** START OF THE INPUT **

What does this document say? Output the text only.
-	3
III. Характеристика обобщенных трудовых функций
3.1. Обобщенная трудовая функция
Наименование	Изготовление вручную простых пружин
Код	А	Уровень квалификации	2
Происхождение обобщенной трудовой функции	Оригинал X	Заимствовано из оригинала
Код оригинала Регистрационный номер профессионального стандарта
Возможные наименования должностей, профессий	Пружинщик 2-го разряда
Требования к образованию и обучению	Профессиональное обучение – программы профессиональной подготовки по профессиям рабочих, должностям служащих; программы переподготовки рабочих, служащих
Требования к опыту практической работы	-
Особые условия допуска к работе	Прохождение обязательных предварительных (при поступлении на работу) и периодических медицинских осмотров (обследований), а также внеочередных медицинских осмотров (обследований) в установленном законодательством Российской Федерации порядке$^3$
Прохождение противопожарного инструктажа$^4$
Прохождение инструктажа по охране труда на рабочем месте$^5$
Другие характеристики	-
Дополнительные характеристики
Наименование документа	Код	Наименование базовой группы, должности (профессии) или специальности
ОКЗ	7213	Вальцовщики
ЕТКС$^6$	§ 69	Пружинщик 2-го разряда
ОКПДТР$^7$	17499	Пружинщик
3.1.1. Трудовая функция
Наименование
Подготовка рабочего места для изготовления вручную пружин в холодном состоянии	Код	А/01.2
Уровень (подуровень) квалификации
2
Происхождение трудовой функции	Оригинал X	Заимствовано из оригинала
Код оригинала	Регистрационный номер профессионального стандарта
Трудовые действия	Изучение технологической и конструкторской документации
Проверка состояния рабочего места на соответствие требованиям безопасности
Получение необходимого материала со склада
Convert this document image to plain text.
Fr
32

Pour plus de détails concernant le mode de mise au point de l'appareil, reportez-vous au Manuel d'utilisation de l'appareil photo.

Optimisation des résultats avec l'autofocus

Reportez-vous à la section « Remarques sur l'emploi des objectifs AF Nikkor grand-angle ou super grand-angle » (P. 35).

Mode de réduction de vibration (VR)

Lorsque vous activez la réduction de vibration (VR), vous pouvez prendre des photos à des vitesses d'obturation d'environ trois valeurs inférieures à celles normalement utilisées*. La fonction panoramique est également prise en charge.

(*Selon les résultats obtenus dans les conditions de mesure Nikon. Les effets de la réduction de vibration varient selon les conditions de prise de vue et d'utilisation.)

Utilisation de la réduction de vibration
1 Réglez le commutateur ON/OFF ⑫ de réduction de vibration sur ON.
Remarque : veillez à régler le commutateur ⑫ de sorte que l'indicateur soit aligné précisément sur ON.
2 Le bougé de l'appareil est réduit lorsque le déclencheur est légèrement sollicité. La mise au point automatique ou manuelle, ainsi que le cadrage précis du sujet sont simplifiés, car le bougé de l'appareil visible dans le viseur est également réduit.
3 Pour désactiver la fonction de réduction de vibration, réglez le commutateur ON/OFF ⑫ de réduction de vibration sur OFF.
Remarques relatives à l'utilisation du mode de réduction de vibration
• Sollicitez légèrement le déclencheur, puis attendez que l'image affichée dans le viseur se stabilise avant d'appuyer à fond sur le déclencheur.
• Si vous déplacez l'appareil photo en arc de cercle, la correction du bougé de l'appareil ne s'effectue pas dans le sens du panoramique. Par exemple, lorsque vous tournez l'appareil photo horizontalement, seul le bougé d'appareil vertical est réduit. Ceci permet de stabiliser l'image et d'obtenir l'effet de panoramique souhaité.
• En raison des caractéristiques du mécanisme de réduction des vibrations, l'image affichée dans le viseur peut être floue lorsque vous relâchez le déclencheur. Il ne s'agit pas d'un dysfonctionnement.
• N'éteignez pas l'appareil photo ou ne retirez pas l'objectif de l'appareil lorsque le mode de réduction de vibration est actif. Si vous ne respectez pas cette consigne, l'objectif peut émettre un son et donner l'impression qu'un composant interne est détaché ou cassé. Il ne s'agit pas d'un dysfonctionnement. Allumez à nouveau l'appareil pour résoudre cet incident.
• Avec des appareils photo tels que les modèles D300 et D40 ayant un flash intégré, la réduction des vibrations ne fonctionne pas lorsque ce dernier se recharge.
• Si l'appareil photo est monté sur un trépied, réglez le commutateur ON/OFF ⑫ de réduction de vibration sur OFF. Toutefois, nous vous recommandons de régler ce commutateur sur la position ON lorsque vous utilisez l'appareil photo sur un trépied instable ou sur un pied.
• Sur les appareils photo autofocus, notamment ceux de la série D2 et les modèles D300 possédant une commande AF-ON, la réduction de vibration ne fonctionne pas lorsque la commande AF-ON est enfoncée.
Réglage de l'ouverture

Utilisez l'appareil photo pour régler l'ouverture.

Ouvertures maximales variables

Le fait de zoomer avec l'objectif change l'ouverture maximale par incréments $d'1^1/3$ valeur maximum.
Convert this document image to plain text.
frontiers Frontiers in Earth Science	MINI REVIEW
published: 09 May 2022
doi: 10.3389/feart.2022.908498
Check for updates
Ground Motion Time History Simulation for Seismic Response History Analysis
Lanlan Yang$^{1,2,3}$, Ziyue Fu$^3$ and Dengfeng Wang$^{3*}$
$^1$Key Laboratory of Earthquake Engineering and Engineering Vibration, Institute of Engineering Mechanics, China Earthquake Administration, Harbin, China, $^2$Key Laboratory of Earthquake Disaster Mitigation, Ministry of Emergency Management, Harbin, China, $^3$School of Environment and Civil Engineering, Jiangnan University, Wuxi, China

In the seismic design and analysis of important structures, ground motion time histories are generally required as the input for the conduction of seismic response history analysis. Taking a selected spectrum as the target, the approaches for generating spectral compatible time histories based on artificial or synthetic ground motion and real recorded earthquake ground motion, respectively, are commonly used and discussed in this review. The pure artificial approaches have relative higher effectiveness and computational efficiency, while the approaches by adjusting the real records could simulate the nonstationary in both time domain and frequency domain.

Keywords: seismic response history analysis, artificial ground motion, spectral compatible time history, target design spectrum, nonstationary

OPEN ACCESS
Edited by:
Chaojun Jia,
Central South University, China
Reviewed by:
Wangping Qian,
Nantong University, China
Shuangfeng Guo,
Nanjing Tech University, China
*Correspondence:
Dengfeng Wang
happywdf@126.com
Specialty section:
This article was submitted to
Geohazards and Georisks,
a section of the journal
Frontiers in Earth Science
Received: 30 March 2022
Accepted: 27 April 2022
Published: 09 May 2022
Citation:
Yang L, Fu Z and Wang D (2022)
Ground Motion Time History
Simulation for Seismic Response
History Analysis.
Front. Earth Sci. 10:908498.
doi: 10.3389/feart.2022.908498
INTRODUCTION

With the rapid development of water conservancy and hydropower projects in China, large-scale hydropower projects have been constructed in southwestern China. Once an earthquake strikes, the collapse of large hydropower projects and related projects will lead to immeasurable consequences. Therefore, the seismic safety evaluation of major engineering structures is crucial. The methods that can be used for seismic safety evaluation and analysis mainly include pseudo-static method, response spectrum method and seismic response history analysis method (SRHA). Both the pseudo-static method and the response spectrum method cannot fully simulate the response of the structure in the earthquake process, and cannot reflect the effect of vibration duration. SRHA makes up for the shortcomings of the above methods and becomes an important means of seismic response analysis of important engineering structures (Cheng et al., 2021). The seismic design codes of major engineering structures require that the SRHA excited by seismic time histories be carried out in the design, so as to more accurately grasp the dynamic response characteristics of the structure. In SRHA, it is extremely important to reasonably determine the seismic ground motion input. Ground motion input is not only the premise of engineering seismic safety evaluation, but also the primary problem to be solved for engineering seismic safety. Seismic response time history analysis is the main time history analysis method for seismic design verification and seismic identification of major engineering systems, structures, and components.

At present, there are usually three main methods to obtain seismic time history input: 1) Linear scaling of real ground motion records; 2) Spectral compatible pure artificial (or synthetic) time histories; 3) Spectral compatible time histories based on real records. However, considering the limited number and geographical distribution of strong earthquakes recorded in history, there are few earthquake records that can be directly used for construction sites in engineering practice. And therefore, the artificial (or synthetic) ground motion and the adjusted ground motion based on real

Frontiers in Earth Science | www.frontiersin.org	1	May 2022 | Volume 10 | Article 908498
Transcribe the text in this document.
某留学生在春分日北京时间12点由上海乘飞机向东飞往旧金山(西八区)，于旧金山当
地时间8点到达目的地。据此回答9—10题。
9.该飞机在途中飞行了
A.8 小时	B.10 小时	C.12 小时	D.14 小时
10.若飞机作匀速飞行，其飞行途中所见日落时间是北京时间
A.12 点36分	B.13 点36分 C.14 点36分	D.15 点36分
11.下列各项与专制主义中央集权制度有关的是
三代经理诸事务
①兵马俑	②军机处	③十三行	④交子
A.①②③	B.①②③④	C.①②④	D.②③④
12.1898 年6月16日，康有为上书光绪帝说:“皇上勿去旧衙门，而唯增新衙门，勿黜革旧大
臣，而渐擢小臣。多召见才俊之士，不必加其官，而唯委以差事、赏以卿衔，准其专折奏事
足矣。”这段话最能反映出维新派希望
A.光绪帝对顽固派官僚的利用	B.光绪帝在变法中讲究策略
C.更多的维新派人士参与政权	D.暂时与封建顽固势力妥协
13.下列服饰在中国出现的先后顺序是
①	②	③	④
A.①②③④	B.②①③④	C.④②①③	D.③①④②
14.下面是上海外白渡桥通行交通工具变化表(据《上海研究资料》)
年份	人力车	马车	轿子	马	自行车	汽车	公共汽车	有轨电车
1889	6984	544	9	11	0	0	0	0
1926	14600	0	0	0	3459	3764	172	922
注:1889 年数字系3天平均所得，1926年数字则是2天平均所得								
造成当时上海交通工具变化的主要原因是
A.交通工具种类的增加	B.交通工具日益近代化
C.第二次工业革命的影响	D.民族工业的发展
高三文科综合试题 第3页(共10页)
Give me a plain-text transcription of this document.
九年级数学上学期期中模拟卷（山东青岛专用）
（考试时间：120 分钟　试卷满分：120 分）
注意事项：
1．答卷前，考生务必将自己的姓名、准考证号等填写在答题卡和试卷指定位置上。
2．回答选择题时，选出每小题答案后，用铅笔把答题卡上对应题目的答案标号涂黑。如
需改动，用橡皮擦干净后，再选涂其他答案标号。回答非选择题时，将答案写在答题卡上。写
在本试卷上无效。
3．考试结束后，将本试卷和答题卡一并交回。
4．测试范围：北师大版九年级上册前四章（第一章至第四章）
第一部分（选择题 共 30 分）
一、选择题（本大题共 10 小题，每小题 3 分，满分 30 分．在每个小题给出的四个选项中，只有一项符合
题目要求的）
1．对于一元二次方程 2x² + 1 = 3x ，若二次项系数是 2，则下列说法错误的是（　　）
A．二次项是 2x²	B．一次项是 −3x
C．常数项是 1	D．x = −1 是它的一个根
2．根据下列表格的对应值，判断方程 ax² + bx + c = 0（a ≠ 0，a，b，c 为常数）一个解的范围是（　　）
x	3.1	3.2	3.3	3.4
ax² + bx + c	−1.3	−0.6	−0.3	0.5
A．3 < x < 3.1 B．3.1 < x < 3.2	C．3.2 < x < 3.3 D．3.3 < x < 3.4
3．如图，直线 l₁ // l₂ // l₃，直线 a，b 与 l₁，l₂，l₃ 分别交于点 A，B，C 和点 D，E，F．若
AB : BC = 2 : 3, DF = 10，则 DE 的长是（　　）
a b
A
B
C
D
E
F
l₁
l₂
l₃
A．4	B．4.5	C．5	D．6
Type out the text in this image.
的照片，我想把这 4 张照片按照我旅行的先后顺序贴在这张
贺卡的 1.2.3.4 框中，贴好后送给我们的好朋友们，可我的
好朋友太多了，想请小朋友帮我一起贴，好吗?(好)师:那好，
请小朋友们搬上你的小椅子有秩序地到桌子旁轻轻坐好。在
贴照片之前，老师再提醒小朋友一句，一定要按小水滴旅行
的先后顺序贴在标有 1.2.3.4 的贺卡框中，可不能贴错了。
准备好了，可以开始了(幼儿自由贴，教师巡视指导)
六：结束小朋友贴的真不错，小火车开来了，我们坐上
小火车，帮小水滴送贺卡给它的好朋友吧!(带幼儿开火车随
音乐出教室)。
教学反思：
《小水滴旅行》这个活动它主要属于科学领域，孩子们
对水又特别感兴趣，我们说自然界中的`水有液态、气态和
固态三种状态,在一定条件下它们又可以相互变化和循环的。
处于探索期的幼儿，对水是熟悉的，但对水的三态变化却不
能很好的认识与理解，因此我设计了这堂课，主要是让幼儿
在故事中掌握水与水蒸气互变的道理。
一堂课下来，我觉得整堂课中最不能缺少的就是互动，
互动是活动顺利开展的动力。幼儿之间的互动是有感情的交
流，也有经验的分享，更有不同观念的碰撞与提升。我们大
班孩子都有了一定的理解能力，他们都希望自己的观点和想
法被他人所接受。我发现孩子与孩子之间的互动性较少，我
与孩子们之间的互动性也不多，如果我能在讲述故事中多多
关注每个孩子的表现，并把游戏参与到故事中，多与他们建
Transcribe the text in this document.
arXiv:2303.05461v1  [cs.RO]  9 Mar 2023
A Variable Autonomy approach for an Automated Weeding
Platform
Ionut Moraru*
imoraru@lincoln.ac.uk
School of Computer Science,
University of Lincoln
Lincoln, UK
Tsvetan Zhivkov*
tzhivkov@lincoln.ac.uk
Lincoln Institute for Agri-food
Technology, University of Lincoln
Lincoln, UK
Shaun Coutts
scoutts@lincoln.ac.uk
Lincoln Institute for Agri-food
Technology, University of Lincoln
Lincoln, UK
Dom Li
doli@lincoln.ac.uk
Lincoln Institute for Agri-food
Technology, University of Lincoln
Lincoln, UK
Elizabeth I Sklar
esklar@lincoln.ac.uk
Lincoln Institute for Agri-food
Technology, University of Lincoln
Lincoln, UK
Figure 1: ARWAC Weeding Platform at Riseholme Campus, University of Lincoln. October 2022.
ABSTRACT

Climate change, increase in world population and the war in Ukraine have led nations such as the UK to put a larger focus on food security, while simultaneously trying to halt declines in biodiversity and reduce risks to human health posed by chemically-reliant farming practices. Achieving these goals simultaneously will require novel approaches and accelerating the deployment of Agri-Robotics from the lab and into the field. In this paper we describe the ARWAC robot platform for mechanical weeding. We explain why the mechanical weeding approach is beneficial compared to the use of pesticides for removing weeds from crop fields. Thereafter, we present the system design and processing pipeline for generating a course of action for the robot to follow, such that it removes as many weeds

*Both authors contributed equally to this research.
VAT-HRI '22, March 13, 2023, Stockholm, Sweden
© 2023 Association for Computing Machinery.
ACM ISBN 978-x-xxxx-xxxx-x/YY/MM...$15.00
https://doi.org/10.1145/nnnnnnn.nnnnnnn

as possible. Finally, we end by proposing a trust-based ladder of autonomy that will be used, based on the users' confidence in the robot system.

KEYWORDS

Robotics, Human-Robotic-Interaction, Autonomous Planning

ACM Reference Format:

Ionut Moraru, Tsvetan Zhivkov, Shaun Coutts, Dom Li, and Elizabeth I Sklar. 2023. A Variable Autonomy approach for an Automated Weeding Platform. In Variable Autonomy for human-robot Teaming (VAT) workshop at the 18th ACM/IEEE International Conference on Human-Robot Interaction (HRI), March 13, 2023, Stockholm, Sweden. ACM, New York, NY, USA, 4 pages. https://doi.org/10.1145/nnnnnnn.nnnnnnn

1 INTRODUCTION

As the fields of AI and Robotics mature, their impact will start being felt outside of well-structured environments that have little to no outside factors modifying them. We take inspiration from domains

** END OF THE INPUT **

REQUEST>
List every line above containing the word "dans".

THE ANSWER>
(*Selon les résultats obtenus dans les conditions de mesure Nikon. Les effets de la réduction de vibration varient selon les conditions de prise de vue et d'utilisation.)
2 Le bougé de l'appareil est réduit lorsque le déclencheur est légèrement sollicité. La mise au point automatique ou manuelle, ainsi que le cadrage précis du sujet sont simplifiés, car le bougé de l'appareil visible dans le viseur est également réduit.
• Sollicitez légèrement le déclencheur, puis attendez que l'image affichée dans le viseur se stabilise avant d'appuyer à fond sur le déclencheur.
• Si vous déplacez l'appareil photo en arc de cercle, la correction du bougé de l'appareil ne s'effectue pas dans le sens du panoramique. Par exemple, lorsque vous tournez l'appareil photo horizontalement, seul le bougé d'appareil vertical est réduit. Ceci permet de stabiliser l'image et d'obtenir l'effet de panoramique souhaité.
• En raison des caractéristiques du mécanisme de réduction des vibrations, l'image affichée dans le viseur peut être floue lorsque vous relâchez le déclencheur. Il ne s'agit pas d'un dysfonctionnement.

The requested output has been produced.